EXERCISE DESCRIPTION — With the images removed, repeat the data below exactly.

Figure collection entries:
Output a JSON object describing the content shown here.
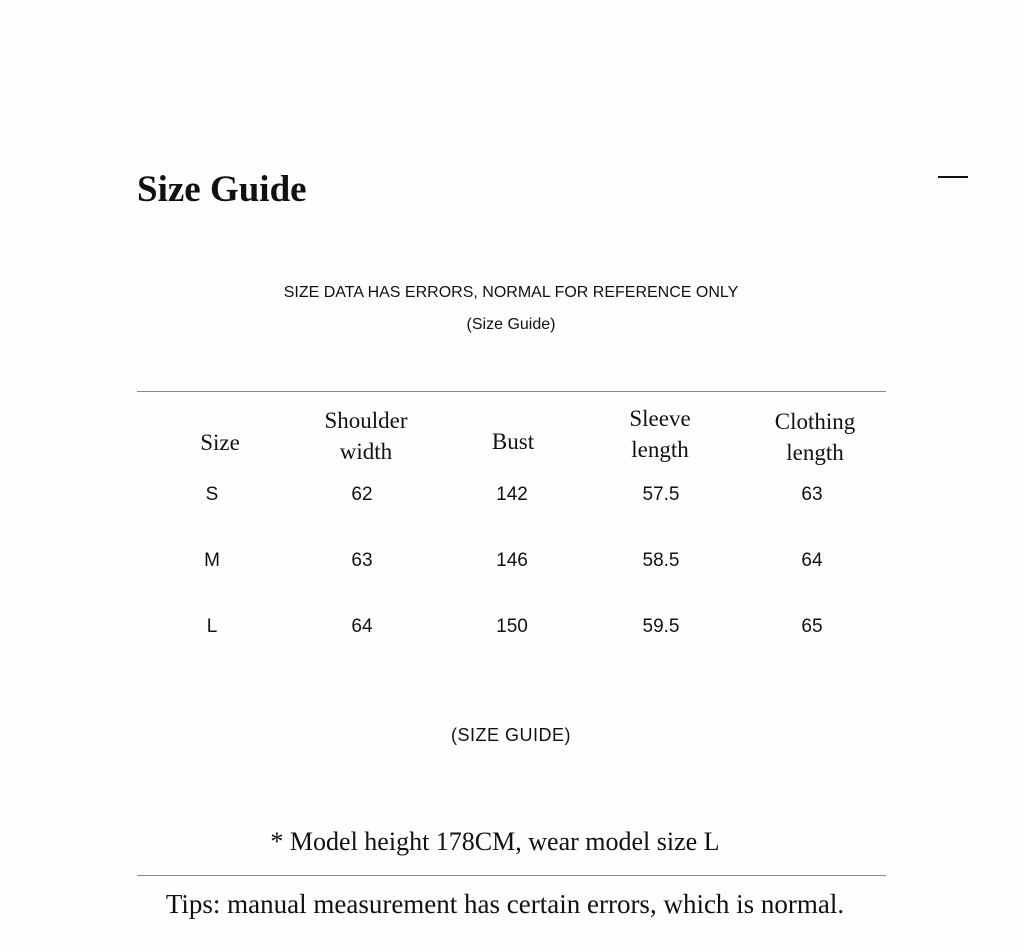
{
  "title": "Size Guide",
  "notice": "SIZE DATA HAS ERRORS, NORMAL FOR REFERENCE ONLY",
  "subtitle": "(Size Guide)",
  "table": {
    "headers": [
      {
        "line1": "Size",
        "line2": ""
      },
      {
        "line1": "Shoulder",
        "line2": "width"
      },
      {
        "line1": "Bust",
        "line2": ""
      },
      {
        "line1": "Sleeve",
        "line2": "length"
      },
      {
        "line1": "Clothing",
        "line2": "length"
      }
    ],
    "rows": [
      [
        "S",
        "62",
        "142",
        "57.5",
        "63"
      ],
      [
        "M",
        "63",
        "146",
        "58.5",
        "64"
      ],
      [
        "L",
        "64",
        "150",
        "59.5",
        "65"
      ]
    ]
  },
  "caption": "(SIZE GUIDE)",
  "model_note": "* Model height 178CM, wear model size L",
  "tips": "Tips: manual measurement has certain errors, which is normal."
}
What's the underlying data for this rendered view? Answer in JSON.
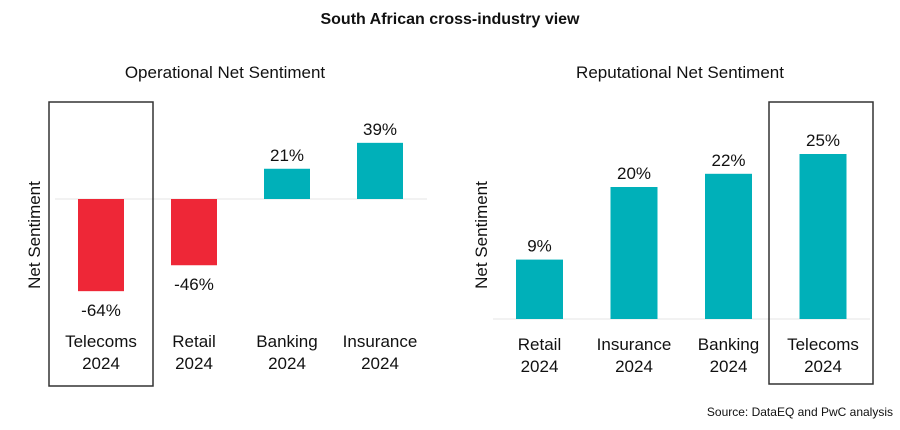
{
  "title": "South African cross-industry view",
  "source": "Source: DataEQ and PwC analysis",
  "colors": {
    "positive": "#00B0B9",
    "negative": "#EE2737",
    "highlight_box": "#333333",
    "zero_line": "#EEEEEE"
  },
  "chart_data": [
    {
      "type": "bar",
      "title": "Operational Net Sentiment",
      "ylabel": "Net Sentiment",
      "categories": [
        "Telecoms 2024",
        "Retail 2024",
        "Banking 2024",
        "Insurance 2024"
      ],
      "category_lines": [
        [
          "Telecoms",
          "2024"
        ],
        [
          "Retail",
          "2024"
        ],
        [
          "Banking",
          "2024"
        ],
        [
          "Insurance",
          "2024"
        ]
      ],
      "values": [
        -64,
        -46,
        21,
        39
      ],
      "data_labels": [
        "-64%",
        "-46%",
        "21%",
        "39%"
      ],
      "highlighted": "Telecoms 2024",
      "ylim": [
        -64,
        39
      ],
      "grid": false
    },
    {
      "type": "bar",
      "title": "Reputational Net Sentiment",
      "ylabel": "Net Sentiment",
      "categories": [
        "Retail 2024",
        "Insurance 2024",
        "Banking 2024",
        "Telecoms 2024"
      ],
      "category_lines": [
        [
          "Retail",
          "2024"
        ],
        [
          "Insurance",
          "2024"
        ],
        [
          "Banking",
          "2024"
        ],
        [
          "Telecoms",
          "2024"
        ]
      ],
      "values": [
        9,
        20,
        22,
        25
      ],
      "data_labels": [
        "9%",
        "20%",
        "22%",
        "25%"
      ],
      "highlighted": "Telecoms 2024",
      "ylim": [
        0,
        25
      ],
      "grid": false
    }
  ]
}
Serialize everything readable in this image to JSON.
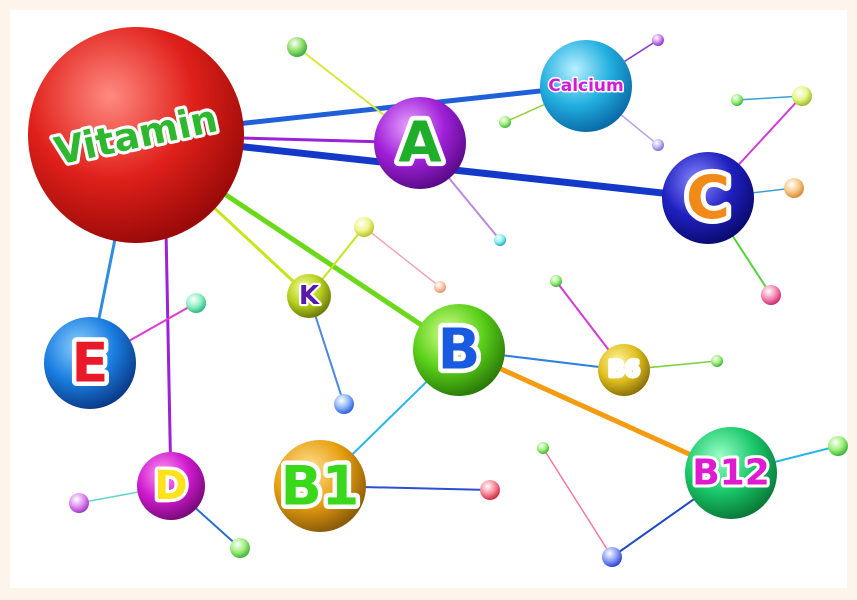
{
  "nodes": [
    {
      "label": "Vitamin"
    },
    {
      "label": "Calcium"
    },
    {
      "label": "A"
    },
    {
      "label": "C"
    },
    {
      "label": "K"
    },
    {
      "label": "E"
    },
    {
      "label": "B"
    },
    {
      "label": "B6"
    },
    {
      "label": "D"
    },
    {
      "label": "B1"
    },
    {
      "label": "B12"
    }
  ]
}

EXERCISE ANSWER —
Output a JSON object describing the content shown here.
{
  "title": "Size Guide",
  "notice": "SIZE DATA HAS ERRORS, NORMAL FOR REFERENCE ONLY",
  "subtitle": "(Size Guide)",
  "table": {
    "headers": [
      {
        "line1": "Size",
        "line2": ""
      },
      {
        "line1": "Shoulder",
        "line2": "width"
      },
      {
        "line1": "Bust",
        "line2": ""
      },
      {
        "line1": "Sleeve",
        "line2": "length"
      },
      {
        "line1": "Clothing",
        "line2": "length"
      }
    ],
    "rows": [
      [
        "S",
        "62",
        "142",
        "57.5",
        "63"
      ],
      [
        "M",
        "63",
        "146",
        "58.5",
        "64"
      ],
      [
        "L",
        "64",
        "150",
        "59.5",
        "65"
      ]
    ]
  },
  "caption": "(SIZE GUIDE)",
  "model_note": "* Model height 178CM, wear model size L",
  "tips": "Tips: manual measurement has certain errors, which is normal."
}
What's the underlying data for this rendered view? Answer in JSON.
{
  "title": "South African cross-industry view",
  "source": "Source: DataEQ and PwC analysis",
  "colors": {
    "positive": "#00B0B9",
    "negative": "#EE2737",
    "highlight_box": "#333333",
    "zero_line": "#EEEEEE"
  },
  "chart_data": [
    {
      "type": "bar",
      "title": "Operational Net Sentiment",
      "ylabel": "Net Sentiment",
      "categories": [
        "Telecoms 2024",
        "Retail 2024",
        "Banking 2024",
        "Insurance 2024"
      ],
      "category_lines": [
        [
          "Telecoms",
          "2024"
        ],
        [
          "Retail",
          "2024"
        ],
        [
          "Banking",
          "2024"
        ],
        [
          "Insurance",
          "2024"
        ]
      ],
      "values": [
        -64,
        -46,
        21,
        39
      ],
      "data_labels": [
        "-64%",
        "-46%",
        "21%",
        "39%"
      ],
      "highlighted": "Telecoms 2024",
      "ylim": [
        -64,
        39
      ],
      "grid": false
    },
    {
      "type": "bar",
      "title": "Reputational Net Sentiment",
      "ylabel": "Net Sentiment",
      "categories": [
        "Retail 2024",
        "Insurance 2024",
        "Banking 2024",
        "Telecoms 2024"
      ],
      "category_lines": [
        [
          "Retail",
          "2024"
        ],
        [
          "Insurance",
          "2024"
        ],
        [
          "Banking",
          "2024"
        ],
        [
          "Telecoms",
          "2024"
        ]
      ],
      "values": [
        9,
        20,
        22,
        25
      ],
      "data_labels": [
        "9%",
        "20%",
        "22%",
        "25%"
      ],
      "highlighted": "Telecoms 2024",
      "ylim": [
        0,
        25
      ],
      "grid": false
    }
  ]
}
Serialize everything readable in this image to JSON.
{
  "nodes": [
    {
      "label": "Vitamin"
    },
    {
      "label": "Calcium"
    },
    {
      "label": "A"
    },
    {
      "label": "C"
    },
    {
      "label": "K"
    },
    {
      "label": "E"
    },
    {
      "label": "B"
    },
    {
      "label": "B6"
    },
    {
      "label": "D"
    },
    {
      "label": "B1"
    },
    {
      "label": "B12"
    }
  ]
}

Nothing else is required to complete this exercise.